THE TASK:
Scan the data below. Pull out each line where "помощь" occurs.

#### TASK INPUT

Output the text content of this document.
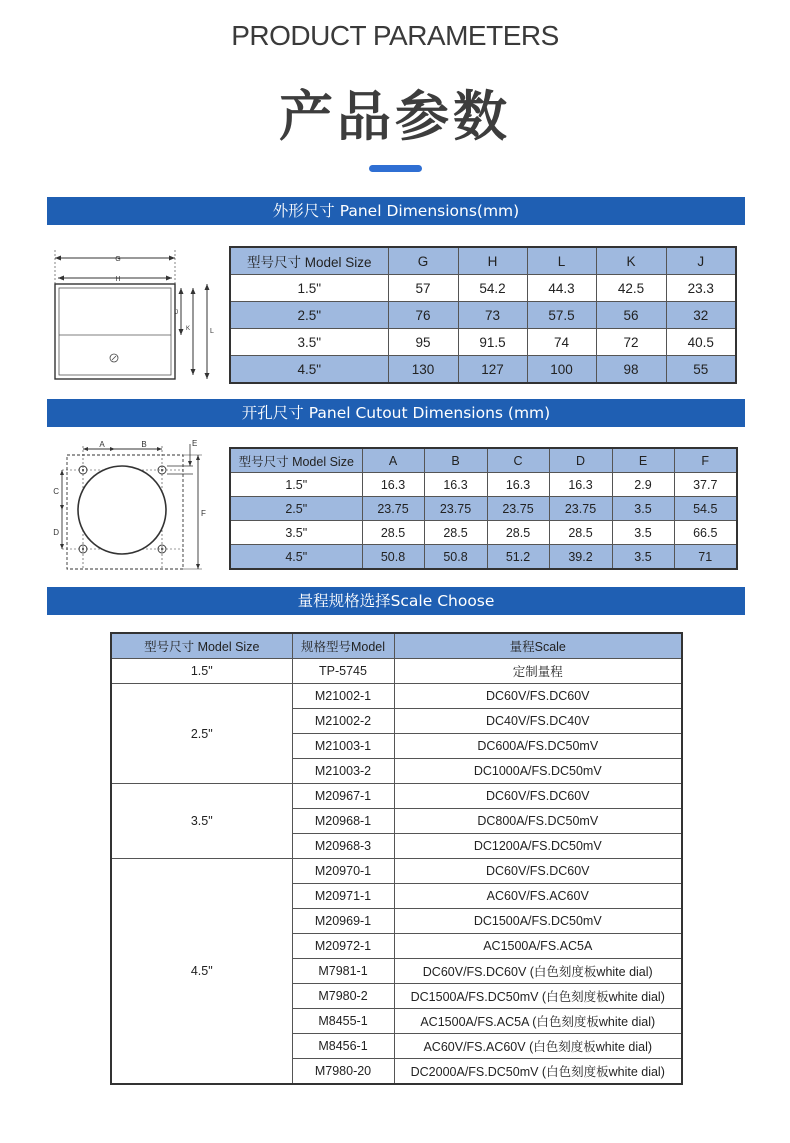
PRODUCT PARAMETERS
产品参数
外形尺寸 Panel Dimensions(mm)
G
H
J
K	L
型号尺寸 Model Size	G	H	L	K	J
1.5"	57	54.2	44.3	42.5	23.3
2.5"	76	73	57.5	56	32
3.5"	95	91.5	74	72	40.5
4.5"	130	127	100	98	55
开孔尺寸 Panel Cutout Dimensions (mm)
A	B
C
D
E
F
型号尺寸 Model Size	A	B	C	D	E	F
1.5"	16.3	16.3	16.3	16.3	2.9	37.7
2.5"	23.75	23.75	23.75	23.75	3.5	54.5
3.5"	28.5	28.5	28.5	28.5	3.5	66.5
4.5"	50.8	50.8	51.2	39.2	3.5	71
量程规格选择Scale Choose
型号尺寸 Model Size	规格型号Model	量程Scale
1.5"	TP-5745	定制量程
2.5"	M21002-1	DC60V/FS.DC60V
	M21002-2	DC40V/FS.DC40V
	M21003-1	DC600A/FS.DC50mV
	M21003-2	DC1000A/FS.DC50mV
3.5"	M20967-1	DC60V/FS.DC60V
	M20968-1	DC800A/FS.DC50mV
	M20968-3	DC1200A/FS.DC50mV
4.5"	M20970-1	DC60V/FS.DC60V
	M20971-1	AC60V/FS.AC60V
	M20969-1	DC1500A/FS.DC50mV
	M20972-1	AC1500A/FS.AC5A
	M7981-1	DC60V/FS.DC60V (白色刻度板white dial)
	M7980-2	DC1500A/FS.DC50mV (白色刻度板white dial)
	M8455-1	AC1500A/FS.AC5A (白色刻度板white dial)
	M8456-1	AC60V/FS.AC60V (白色刻度板white dial)
	M7980-20	DC2000A/FS.DC50mV (白色刻度板white dial)
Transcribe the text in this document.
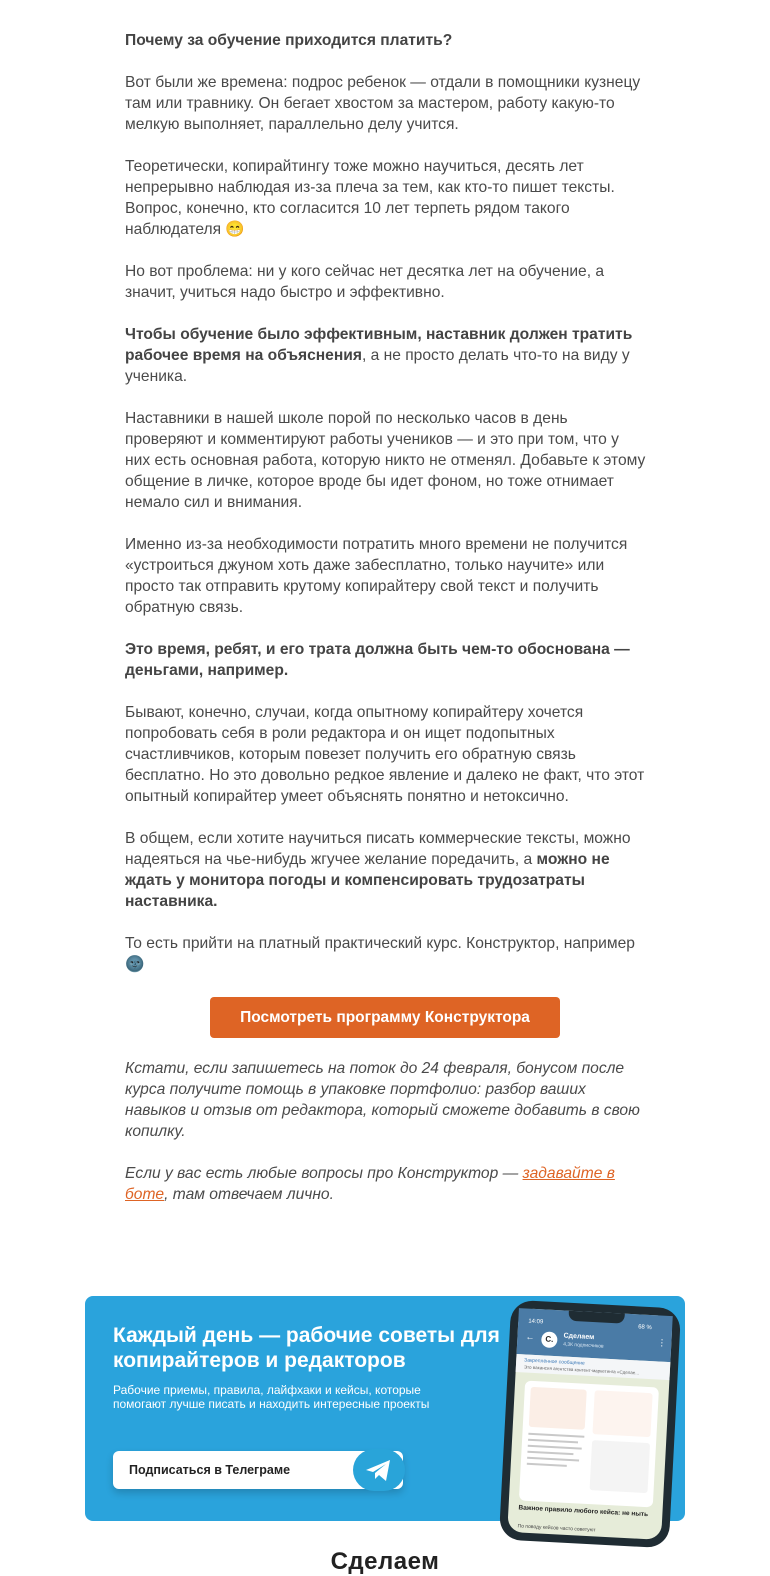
Почему за обучение приходится платить?

Вот были же времена: подрос ребенок — отдали в помощники кузнецу там или травнику. Он бегает хвостом за мастером, работу какую-то мелкую выполняет, параллельно делу учится.

Теоретически, копирайтингу тоже можно научиться, десять лет непрерывно наблюдая из-за плеча за тем, как кто-то пишет тексты. Вопрос, конечно, кто согласится 10 лет терпеть рядом такого наблюдателя 😁

Но вот проблема: ни у кого сейчас нет десятка лет на обучение, а значит, учиться надо быстро и эффективно.

Чтобы обучение было эффективным, наставник должен тратить рабочее время на объяснения, а не просто делать что-то на виду у ученика.

Наставники в нашей школе порой по несколько часов в день проверяют и комментируют работы учеников — и это при том, что у них есть основная работа, которую никто не отменял. Добавьте к этому общение в личке, которое вроде бы идет фоном, но тоже отнимает немало сил и внимания.

Именно из-за необходимости потратить много времени не получится «устроиться джуном хоть даже забесплатно, только научите» или просто так отправить крутому копирайтеру свой текст и получить обратную связь.

Это время, ребят, и его трата должна быть чем-то обоснована — деньгами, например.

Бывают, конечно, случаи, когда опытному копирайтеру хочется попробовать себя в роли редактора и он ищет подопытных счастливчиков, которым повезет получить его обратную связь бесплатно. Но это довольно редкое явление и далеко не факт, что этот опытный копирайтер умеет объяснять понятно и нетоксично.

В общем, если хотите научиться писать коммерческие тексты, можно надеяться на чье-нибудь жгучее желание поредачить, а можно не ждать у монитора погоды и компенсировать трудозатраты наставника.

То есть прийти на платный практический курс. Конструктор, например 🌚

Посмотреть программу Конструктора

Кстати, если запишетесь на поток до 24 февраля, бонусом после курса получите помощь в упаковке портфолио: разбор ваших навыков и отзыв от редактора, который сможете добавить в свою копилку.

Если у вас есть любые вопросы про Конструктор — задавайте в боте, там отвечаем лично.

Каждый день — рабочие советы для копирайтеров и редакторов
Рабочие приемы, правила, лайфхаки и кейсы, которые помогают лучше писать и находить интересные проекты
Подписаться в Телеграме
14:09
68 %
←	С.	Сделаем
4,3К подписчиков	⋮
Закреплённое сообщение
Это вакансия агентства контент-маркетинга «Сделае...
Важное правило любого кейса: не ныть
По поводу кейсов часто советуют
Сделаем
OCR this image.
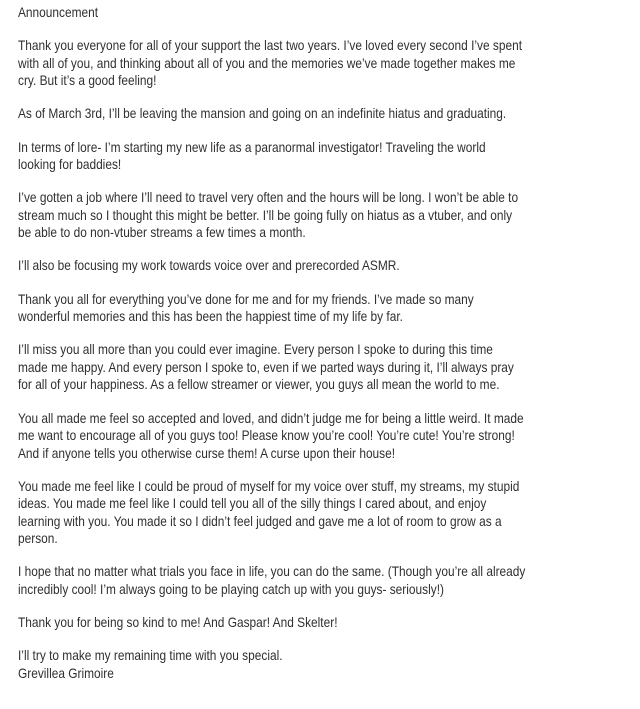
Announcement

Thank you everyone for all of your support the last two years. I’ve loved every second I’ve spent
with all of you, and thinking about all of you and the memories we’ve made together makes me
cry. But it’s a good feeling!

As of March 3rd, I’ll be leaving the mansion and going on an indefinite hiatus and graduating.

In terms of lore- I’m starting my new life as a paranormal investigator! Traveling the world
looking for baddies!

I’ve gotten a job where I’ll need to travel very often and the hours will be long. I won’t be able to
stream much so I thought this might be better. I’ll be going fully on hiatus as a vtuber, and only
be able to do non-vtuber streams a few times a month.

I’ll also be focusing my work towards voice over and prerecorded ASMR.

Thank you all for everything you’ve done for me and for my friends. I’ve made so many
wonderful memories and this has been the happiest time of my life by far.

I’ll miss you all more than you could ever imagine. Every person I spoke to during this time
made me happy. And every person I spoke to, even if we parted ways during it, I’ll always pray
for all of your happiness. As a fellow streamer or viewer, you guys all mean the world to me.

You all made me feel so accepted and loved, and didn’t judge me for being a little weird. It made
me want to encourage all of you guys too! Please know you’re cool! You’re cute! You’re strong!
And if anyone tells you otherwise curse them! A curse upon their house!

You made me feel like I could be proud of myself for my voice over stuff, my streams, my stupid
ideas. You made me feel like I could tell you all of the silly things I cared about, and enjoy
learning with you. You made it so I didn’t feel judged and gave me a lot of room to grow as a
person.

I hope that no matter what trials you face in life, you can do the same. (Though you’re all already
incredibly cool! I’m always going to be playing catch up with you guys- seriously!)

Thank you for being so kind to me! And Gaspar! And Skelter!

I’ll try to make my remaining time with you special.

Grevillea Grimoire
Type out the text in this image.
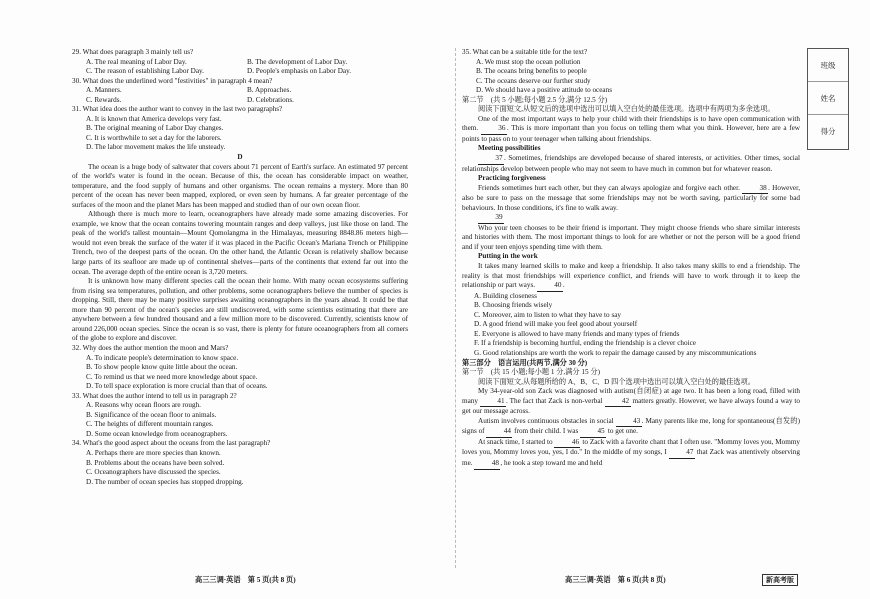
29. What does paragraph 3 mainly tell us?

A. The real meaning of Labor Day.	B. The development of Labor Day.
C. The reason of establishing Labor Day.	D. People's emphasis on Labor Day.

30. What does the underlined word "festivities" in paragraph 4 mean?

A. Manners.	B. Approaches.
C. Rewards.	D. Celebrations.

31. What idea does the author want to convey in the last two paragraphs?

A. It is known that America develops very fast.

B. The original meaning of Labor Day changes.

C. It is worthwhile to set a day for the laborers.

D. The labor movement makes the life unsteady.

D

The ocean is a huge body of saltwater that covers about 71 percent of Earth's surface. An estimated 97 percent of the world's water is found in the ocean. Because of this, the ocean has considerable impact on weather, temperature, and the food supply of humans and other organisms. The ocean remains a mystery. More than 80 percent of the ocean has never been mapped, explored, or even seen by humans. A far greater percentage of the surfaces of the moon and the planet Mars has been mapped and studied than of our own ocean floor.

Although there is much more to learn, oceanographers have already made some amazing discoveries. For example, we know that the ocean contains towering mountain ranges and deep valleys, just like those on land. The peak of the world's tallest mountain—Mount Qomolangma in the Himalayas, measuring 8848.86 meters high—would not even break the surface of the water if it was placed in the Pacific Ocean's Mariana Trench or Philippine Trench, two of the deepest parts of the ocean. On the other hand, the Atlantic Ocean is relatively shallow because large parts of its seafloor are made up of continental shelves—parts of the continents that extend far out into the ocean. The average depth of the entire ocean is 3,720 meters.

It is unknown how many different species call the ocean their home. With many ocean ecosystems suffering from rising sea temperatures, pollution, and other problems, some oceanographers believe the number of species is dropping. Still, there may be many positive surprises awaiting oceanographers in the years ahead. It could be that more than 90 percent of the ocean's species are still undiscovered, with some scientists estimating that there are anywhere between a few hundred thousand and a few million more to be discovered. Currently, scientists know of around 226,000 ocean species. Since the ocean is so vast, there is plenty for future oceanographers from all corners of the globe to explore and discover.

32. Why does the author mention the moon and Mars?

A. To indicate people's determination to know space.

B. To show people know quite little about the ocean.

C. To remind us that we need more knowledge about space.

D. To tell space exploration is more crucial than that of oceans.

33. What does the author intend to tell us in paragraph 2?

A. Reasons why ocean floors are rough.

B. Significance of the ocean floor to animals.

C. The heights of different mountain ranges.

D. Some ocean knowledge from oceanographers.

34. What's the good aspect about the oceans from the last paragraph?

A. Perhaps there are more species than known.

B. Problems about the oceans have been solved.

C. Oceanographers have discussed the species.

D. The number of ocean species has stopped dropping.

35. What can be a suitable title for the text?

A. We must stop the ocean pollution

B. The oceans bring benefits to people

C. The oceans deserve our further study

D. We should have a positive attitude to oceans

第二节　(共 5 小题;每小题 2.5 分,满分 12.5 分)

阅读下面短文,从短文后的选项中选出可以填入空白处的最佳选项。选项中有两项为多余选项。

One of the most important ways to help your child with their friendships is to have open communication with them.	36. This is more important than you focus on telling them what you think. However, here are a few points to pass on to your teenager when talking about friendships.

Meeting possibilities

37. Sometimes, friendships are developed because of shared interests, or activities. Other times, social relationships develop between people who may not seem to have much in common but for whatever reason.

Practicing forgiveness

Friends sometimes hurt each other, but they can always apologize and forgive each other.	38. However, also be sure to pass on the message that some friendships may not be worth saving, particularly for some bad behaviours. In those conditions, it's fine to walk away.

39

Who your teen chooses to be their friend is important. They might choose friends who share similar interests and histories with them. The most important things to look for are whether or not the person will be a good friend and if your teen enjoys spending time with them.

Putting in the work

It takes many learned skills to make and keep a friendship. It also takes many skills to end a friendship. The reality is that most friendships will experience conflict, and friends will have to work through it to keep the relationship or part ways.	40.

A. Building closeness

B. Choosing friends wisely

C. Moreover, aim to listen to what they have to say

D. A good friend will make you feel good about yourself

E. Everyone is allowed to have many friends and many types of friends

F. If a friendship is becoming hurtful, ending the friendship is a clever choice

G. Good relationships are worth the work to repair the damage caused by any miscommunications

第三部分　语言运用(共两节,满分 30 分)

第一节　(共 15 小题;每小题 1 分,满分 15 分)

阅读下面短文,从每题所给的 A、B、C、D 四个选项中选出可以填入空白处的最佳选项。

My 34-year-old son Zack was diagnosed with autism(自闭症) at age two. It has been a long road, filled with many	41. The fact that Zack is non-verbal	42 matters greatly. However, we have always found a way to get our message across.

Autism involves continuous obstacles in social	43. Many parents like me, long for spontaneous(自发的) signs of	44 from their child. I was	45 to get one.

At snack time, I started to	46 to Zack with a favorite chant that I often use. "Mommy loves you, Mommy loves you, Mommy loves you, yes, I do." In the middle of my songs, I	47 that Zack was attentively observing me.	48, he took a step toward me and held

班级
姓名
得分
高三三调·英语　第 5 页(共 8 页)	高三三调·英语　第 6 页(共 8 页)	新高考版
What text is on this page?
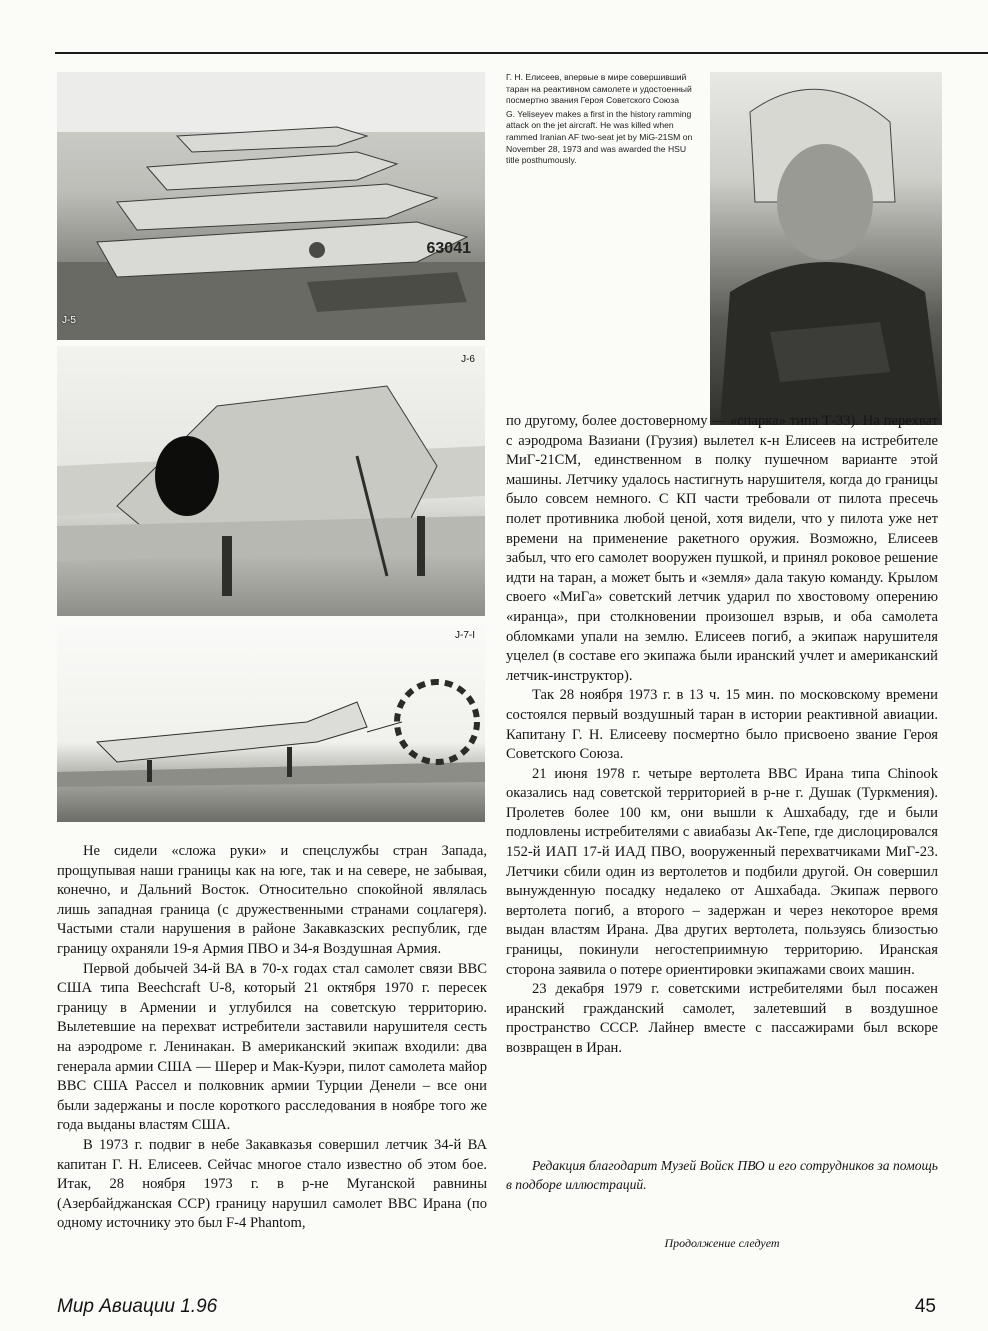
63041
J-5
J-6
J-7-I

Г. Н. Елисеев, впервые в мире совершивший таран на реактивном самолете и удостоенный посмертно звания Героя Советского Союза

G. Yeliseyev makes a first in the history ramming attack on the jet aircraft. He was killed when rammed Iranian AF two-seat jet by MiG-21SM on November 28, 1973 and was awarded the HSU title posthumously.

Не сидели «сложа руки» и спецслужбы стран Запада, прощупывая наши границы как на юге, так и на севере, не забывая, конечно, и Дальний Восток. Относительно спокойной являлась лишь западная граница (с дружественными странами соцлагеря). Частыми стали нарушения в районе Закавказских республик, где границу охраняли 19-я Армия ПВО и 34-я Воздушная Армия.

Первой добычей 34-й ВА в 70-х годах стал самолет связи ВВС США типа Beechcraft U-8, который 21 октября 1970 г. пересек границу в Армении и углубился на советскую территорию. Вылетевшие на перехват истребители заставили нарушителя сесть на аэродроме г. Ленинакан. В американский экипаж входили: два генерала армии США — Шерер и Мак-Куэри, пилот самолета майор ВВС США Рассел и полковник армии Турции Денели – все они были задержаны и после короткого расследования в ноябре того же года выданы властям США.

В 1973 г. подвиг в небе Закавказья совершил летчик 34-й ВА капитан Г. Н. Елисеев. Сейчас многое стало известно об этом бое. Итак, 28 ноября 1973 г. в р-не Муганской равнины (Азербайджанская ССР) границу нарушил самолет ВВС Ирана (по одному источнику это был F-4 Phantom,

по другому, более достоверному — «спарка» типа Т-33). На перехват с аэродрома Вазиани (Грузия) вылетел к-н Елисеев на истребителе МиГ-21СМ, единственном в полку пушечном варианте этой машины. Летчику удалось настигнуть нарушителя, когда до границы было совсем немного. С КП части требовали от пилота пресечь полет противника любой ценой, хотя видели, что у пилота уже нет времени на применение ракетного оружия. Возможно, Елисеев забыл, что его самолет вооружен пушкой, и принял роковое решение идти на таран, а может быть и «земля» дала такую команду. Крылом своего «МиГа» советский летчик ударил по хвостовому оперению «иранца», при столкновении произошел взрыв, и оба самолета обломками упали на землю. Елисеев погиб, а экипаж нарушителя уцелел (в составе его экипажа были иранский учлет и американский летчик-инструктор).

Так 28 ноября 1973 г. в 13 ч. 15 мин. по московскому времени состоялся первый воздушный таран в истории реактивной авиации. Капитану Г. Н. Елисееву посмертно было присвоено звание Героя Советского Союза.

21 июня 1978 г. четыре вертолета ВВС Ирана типа Chinook оказались над советской территорией в р-не г. Душак (Туркмения). Пролетев более 100 км, они вышли к Ашхабаду, где и были подловлены истребителями с авиабазы Ак-Тепе, где дислоцировался 152-й ИАП 17-й ИАД ПВО, вооруженный перехватчиками МиГ-23. Летчики сбили один из вертолетов и подбили другой. Он совершил вынужденную посадку недалеко от Ашхабада. Экипаж первого вертолета погиб, а второго – задержан и через некоторое время выдан властям Ирана. Два других вертолета, пользуясь близостью границы, покинули негостеприимную территорию. Иранская сторона заявила о потере ориентировки экипажами своих машин.

23 декабря 1979 г. советскими истребителями был посажен иранский гражданский самолет, залетевший в воздушное пространство СССР. Лайнер вместе с пассажирами был вскоре возвращен в Иран.

Редакция благодарит Музей Войск ПВО и его сотрудников за помощь в подборе иллюстраций.
Продолжение следует
Мир Авиации 1.96	45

########

RESULT OF THIS EXERCISE:
Кстати, если запишетесь на поток до 24 февраля, бонусом после курса получите помощь в упаковке портфолио: разбор ваших навыков и отзыв от редактора, который сможете добавить в свою копилку.
Редакция благодарит Музей Войск ПВО и его сотрудников за помощь в подборе иллюстраций.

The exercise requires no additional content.